* _Working data_
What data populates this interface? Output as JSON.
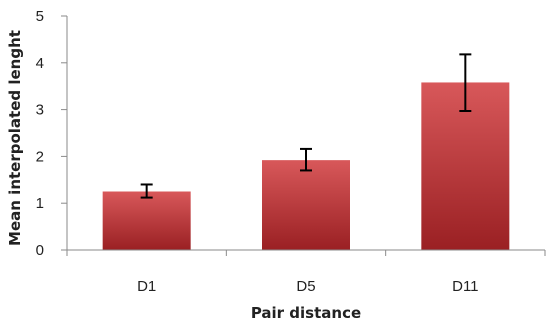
{
  "chart_data": {
    "type": "bar",
    "title": "",
    "xlabel": "Pair distance",
    "ylabel": "Mean interpolated lenght",
    "categories": [
      "D1",
      "D5",
      "D11"
    ],
    "series": [
      {
        "values": [
          1.25,
          1.92,
          3.58
        ],
        "error_low": [
          1.12,
          1.7,
          2.97
        ],
        "error_high": [
          1.4,
          2.16,
          4.18
        ]
      }
    ],
    "ylim": [
      0,
      5
    ],
    "yticks": [
      "0",
      "1",
      "2",
      "3",
      "4",
      "5"
    ],
    "grid": false,
    "legend": "none",
    "colors": {
      "bar_top": "#d8585a",
      "bar_bottom": "#9a2023"
    }
  }
}
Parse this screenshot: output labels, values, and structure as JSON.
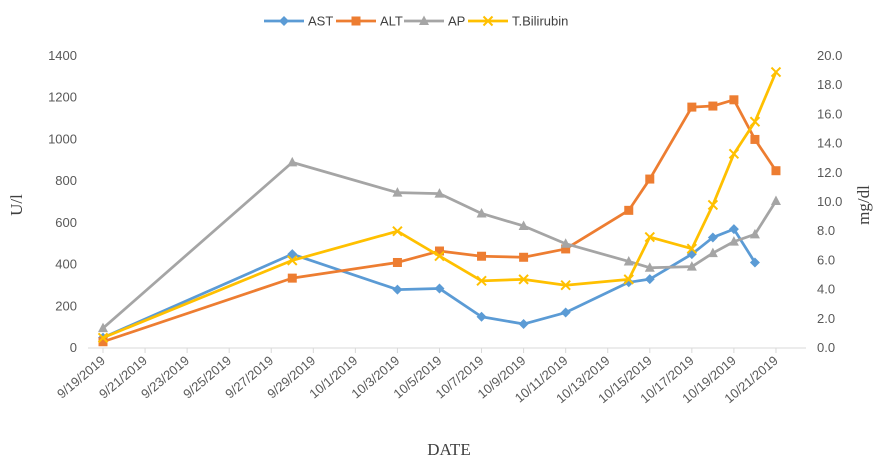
{
  "chart_data": {
    "type": "line",
    "xlabel": "DATE",
    "ylabel_left": "U/l",
    "ylabel_right": "mg/dl",
    "ylim_left": [
      0,
      1400
    ],
    "yticks_left": [
      "0",
      "200",
      "400",
      "600",
      "800",
      "1000",
      "1200",
      "1400"
    ],
    "ylim_right": [
      0,
      20
    ],
    "yticks_right": [
      "0.0",
      "2.0",
      "4.0",
      "6.0",
      "8.0",
      "10.0",
      "12.0",
      "14.0",
      "16.0",
      "18.0",
      "20.0"
    ],
    "xlim": [
      "2019-09-19",
      "2019-10-22"
    ],
    "xticks": [
      "9/19/2019",
      "9/21/2019",
      "9/23/2019",
      "9/25/2019",
      "9/27/2019",
      "9/29/2019",
      "10/1/2019",
      "10/3/2019",
      "10/5/2019",
      "10/7/2019",
      "10/9/2019",
      "10/11/2019",
      "10/13/2019",
      "10/15/2019",
      "10/17/2019",
      "10/19/2019",
      "10/21/2019"
    ],
    "grid": false,
    "legend_position": "top",
    "series": [
      {
        "name": "AST",
        "axis": "left",
        "color": "#5b9bd5",
        "marker": "diamond",
        "points": [
          [
            "2019-09-19",
            50
          ],
          [
            "2019-09-28",
            450
          ],
          [
            "2019-10-03",
            280
          ],
          [
            "2019-10-05",
            285
          ],
          [
            "2019-10-07",
            150
          ],
          [
            "2019-10-09",
            115
          ],
          [
            "2019-10-11",
            170
          ],
          [
            "2019-10-14",
            315
          ],
          [
            "2019-10-15",
            330
          ],
          [
            "2019-10-17",
            450
          ],
          [
            "2019-10-18",
            530
          ],
          [
            "2019-10-19",
            570
          ],
          [
            "2019-10-20",
            410
          ]
        ]
      },
      {
        "name": "ALT",
        "axis": "left",
        "color": "#ed7d31",
        "marker": "square",
        "points": [
          [
            "2019-09-19",
            30
          ],
          [
            "2019-09-28",
            335
          ],
          [
            "2019-10-03",
            410
          ],
          [
            "2019-10-05",
            465
          ],
          [
            "2019-10-07",
            440
          ],
          [
            "2019-10-09",
            435
          ],
          [
            "2019-10-11",
            475
          ],
          [
            "2019-10-14",
            660
          ],
          [
            "2019-10-15",
            810
          ],
          [
            "2019-10-17",
            1155
          ],
          [
            "2019-10-18",
            1160
          ],
          [
            "2019-10-19",
            1190
          ],
          [
            "2019-10-20",
            1000
          ],
          [
            "2019-10-21",
            850
          ]
        ]
      },
      {
        "name": "AP",
        "axis": "left",
        "color": "#a5a5a5",
        "marker": "triangle",
        "points": [
          [
            "2019-09-19",
            95
          ],
          [
            "2019-09-28",
            890
          ],
          [
            "2019-10-03",
            745
          ],
          [
            "2019-10-05",
            740
          ],
          [
            "2019-10-07",
            645
          ],
          [
            "2019-10-09",
            585
          ],
          [
            "2019-10-11",
            500
          ],
          [
            "2019-10-14",
            415
          ],
          [
            "2019-10-15",
            385
          ],
          [
            "2019-10-17",
            390
          ],
          [
            "2019-10-18",
            455
          ],
          [
            "2019-10-19",
            510
          ],
          [
            "2019-10-20",
            545
          ],
          [
            "2019-10-21",
            705
          ]
        ]
      },
      {
        "name": "T.Bilirubin",
        "axis": "right",
        "color": "#ffc000",
        "marker": "x",
        "points": [
          [
            "2019-09-19",
            0.7
          ],
          [
            "2019-09-28",
            6.0
          ],
          [
            "2019-10-03",
            8.0
          ],
          [
            "2019-10-05",
            6.3
          ],
          [
            "2019-10-07",
            4.6
          ],
          [
            "2019-10-09",
            4.7
          ],
          [
            "2019-10-11",
            4.3
          ],
          [
            "2019-10-14",
            4.7
          ],
          [
            "2019-10-15",
            7.6
          ],
          [
            "2019-10-17",
            6.8
          ],
          [
            "2019-10-18",
            9.8
          ],
          [
            "2019-10-19",
            13.3
          ],
          [
            "2019-10-20",
            15.5
          ],
          [
            "2019-10-21",
            18.9
          ]
        ]
      }
    ]
  }
}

* _Exercise prompt_
Copy every record character for character. Skip the pictures.

* _Answer to this task_
What data populates this interface? Output as JSON.
{
  "chart_data": {
    "type": "bar",
    "title": "",
    "xlabel": "Pair distance",
    "ylabel": "Mean interpolated lenght",
    "categories": [
      "D1",
      "D5",
      "D11"
    ],
    "series": [
      {
        "values": [
          1.25,
          1.92,
          3.58
        ],
        "error_low": [
          1.12,
          1.7,
          2.97
        ],
        "error_high": [
          1.4,
          2.16,
          4.18
        ]
      }
    ],
    "ylim": [
      0,
      5
    ],
    "yticks": [
      "0",
      "1",
      "2",
      "3",
      "4",
      "5"
    ],
    "grid": false,
    "legend": "none",
    "colors": {
      "bar_top": "#d8585a",
      "bar_bottom": "#9a2023"
    }
  }
}
Parse this screenshot: output labels, values, and structure as JSON.
{
  "chart_data": {
    "type": "line",
    "xlabel": "DATE",
    "ylabel_left": "U/l",
    "ylabel_right": "mg/dl",
    "ylim_left": [
      0,
      1400
    ],
    "yticks_left": [
      "0",
      "200",
      "400",
      "600",
      "800",
      "1000",
      "1200",
      "1400"
    ],
    "ylim_right": [
      0,
      20
    ],
    "yticks_right": [
      "0.0",
      "2.0",
      "4.0",
      "6.0",
      "8.0",
      "10.0",
      "12.0",
      "14.0",
      "16.0",
      "18.0",
      "20.0"
    ],
    "xlim": [
      "2019-09-19",
      "2019-10-22"
    ],
    "xticks": [
      "9/19/2019",
      "9/21/2019",
      "9/23/2019",
      "9/25/2019",
      "9/27/2019",
      "9/29/2019",
      "10/1/2019",
      "10/3/2019",
      "10/5/2019",
      "10/7/2019",
      "10/9/2019",
      "10/11/2019",
      "10/13/2019",
      "10/15/2019",
      "10/17/2019",
      "10/19/2019",
      "10/21/2019"
    ],
    "grid": false,
    "legend_position": "top",
    "series": [
      {
        "name": "AST",
        "axis": "left",
        "color": "#5b9bd5",
        "marker": "diamond",
        "points": [
          [
            "2019-09-19",
            50
          ],
          [
            "2019-09-28",
            450
          ],
          [
            "2019-10-03",
            280
          ],
          [
            "2019-10-05",
            285
          ],
          [
            "2019-10-07",
            150
          ],
          [
            "2019-10-09",
            115
          ],
          [
            "2019-10-11",
            170
          ],
          [
            "2019-10-14",
            315
          ],
          [
            "2019-10-15",
            330
          ],
          [
            "2019-10-17",
            450
          ],
          [
            "2019-10-18",
            530
          ],
          [
            "2019-10-19",
            570
          ],
          [
            "2019-10-20",
            410
          ]
        ]
      },
      {
        "name": "ALT",
        "axis": "left",
        "color": "#ed7d31",
        "marker": "square",
        "points": [
          [
            "2019-09-19",
            30
          ],
          [
            "2019-09-28",
            335
          ],
          [
            "2019-10-03",
            410
          ],
          [
            "2019-10-05",
            465
          ],
          [
            "2019-10-07",
            440
          ],
          [
            "2019-10-09",
            435
          ],
          [
            "2019-10-11",
            475
          ],
          [
            "2019-10-14",
            660
          ],
          [
            "2019-10-15",
            810
          ],
          [
            "2019-10-17",
            1155
          ],
          [
            "2019-10-18",
            1160
          ],
          [
            "2019-10-19",
            1190
          ],
          [
            "2019-10-20",
            1000
          ],
          [
            "2019-10-21",
            850
          ]
        ]
      },
      {
        "name": "AP",
        "axis": "left",
        "color": "#a5a5a5",
        "marker": "triangle",
        "points": [
          [
            "2019-09-19",
            95
          ],
          [
            "2019-09-28",
            890
          ],
          [
            "2019-10-03",
            745
          ],
          [
            "2019-10-05",
            740
          ],
          [
            "2019-10-07",
            645
          ],
          [
            "2019-10-09",
            585
          ],
          [
            "2019-10-11",
            500
          ],
          [
            "2019-10-14",
            415
          ],
          [
            "2019-10-15",
            385
          ],
          [
            "2019-10-17",
            390
          ],
          [
            "2019-10-18",
            455
          ],
          [
            "2019-10-19",
            510
          ],
          [
            "2019-10-20",
            545
          ],
          [
            "2019-10-21",
            705
          ]
        ]
      },
      {
        "name": "T.Bilirubin",
        "axis": "right",
        "color": "#ffc000",
        "marker": "x",
        "points": [
          [
            "2019-09-19",
            0.7
          ],
          [
            "2019-09-28",
            6.0
          ],
          [
            "2019-10-03",
            8.0
          ],
          [
            "2019-10-05",
            6.3
          ],
          [
            "2019-10-07",
            4.6
          ],
          [
            "2019-10-09",
            4.7
          ],
          [
            "2019-10-11",
            4.3
          ],
          [
            "2019-10-14",
            4.7
          ],
          [
            "2019-10-15",
            7.6
          ],
          [
            "2019-10-17",
            6.8
          ],
          [
            "2019-10-18",
            9.8
          ],
          [
            "2019-10-19",
            13.3
          ],
          [
            "2019-10-20",
            15.5
          ],
          [
            "2019-10-21",
            18.9
          ]
        ]
      }
    ]
  }
}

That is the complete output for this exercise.